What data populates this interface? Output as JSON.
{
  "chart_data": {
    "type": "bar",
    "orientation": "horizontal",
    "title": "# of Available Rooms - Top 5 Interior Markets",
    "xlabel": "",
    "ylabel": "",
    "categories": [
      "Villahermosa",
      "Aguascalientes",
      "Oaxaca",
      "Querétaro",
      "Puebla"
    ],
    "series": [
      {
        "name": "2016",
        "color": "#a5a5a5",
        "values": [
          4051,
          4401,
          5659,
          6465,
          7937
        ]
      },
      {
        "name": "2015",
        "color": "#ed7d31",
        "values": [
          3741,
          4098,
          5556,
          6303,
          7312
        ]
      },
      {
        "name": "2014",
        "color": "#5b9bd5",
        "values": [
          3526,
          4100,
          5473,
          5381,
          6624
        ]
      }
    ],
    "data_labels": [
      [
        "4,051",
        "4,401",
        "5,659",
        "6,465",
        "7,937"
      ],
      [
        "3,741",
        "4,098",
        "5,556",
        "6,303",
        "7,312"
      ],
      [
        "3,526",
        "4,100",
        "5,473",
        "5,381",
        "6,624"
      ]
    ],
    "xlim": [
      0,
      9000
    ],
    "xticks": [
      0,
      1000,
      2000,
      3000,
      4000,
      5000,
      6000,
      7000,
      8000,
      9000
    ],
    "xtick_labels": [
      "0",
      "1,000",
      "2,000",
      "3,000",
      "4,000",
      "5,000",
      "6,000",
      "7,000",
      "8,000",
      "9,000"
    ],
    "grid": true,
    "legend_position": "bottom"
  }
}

======

### TASK REQUIREMENTS
Every entry should be printed again exactly as written.

### COMPLETE RESPONSE
What data populates this interface? Output as JSON.
{
  "chart_data": {
    "type": "bar",
    "orientation": "horizontal",
    "title": "# of Available Rooms - Top 5 Interior Markets",
    "xlabel": "",
    "ylabel": "",
    "categories": [
      "Villahermosa",
      "Aguascalientes",
      "Oaxaca",
      "Querétaro",
      "Puebla"
    ],
    "series": [
      {
        "name": "2016",
        "color": "#a5a5a5",
        "values": [
          4051,
          4401,
          5659,
          6465,
          7937
        ]
      },
      {
        "name": "2015",
        "color": "#ed7d31",
        "values": [
          3741,
          4098,
          5556,
          6303,
          7312
        ]
      },
      {
        "name": "2014",
        "color": "#5b9bd5",
        "values": [
          3526,
          4100,
          5473,
          5381,
          6624
        ]
      }
    ],
    "data_labels": [
      [
        "4,051",
        "4,401",
        "5,659",
        "6,465",
        "7,937"
      ],
      [
        "3,741",
        "4,098",
        "5,556",
        "6,303",
        "7,312"
      ],
      [
        "3,526",
        "4,100",
        "5,473",
        "5,381",
        "6,624"
      ]
    ],
    "xlim": [
      0,
      9000
    ],
    "xticks": [
      0,
      1000,
      2000,
      3000,
      4000,
      5000,
      6000,
      7000,
      8000,
      9000
    ],
    "xtick_labels": [
      "0",
      "1,000",
      "2,000",
      "3,000",
      "4,000",
      "5,000",
      "6,000",
      "7,000",
      "8,000",
      "9,000"
    ],
    "grid": true,
    "legend_position": "bottom"
  }
}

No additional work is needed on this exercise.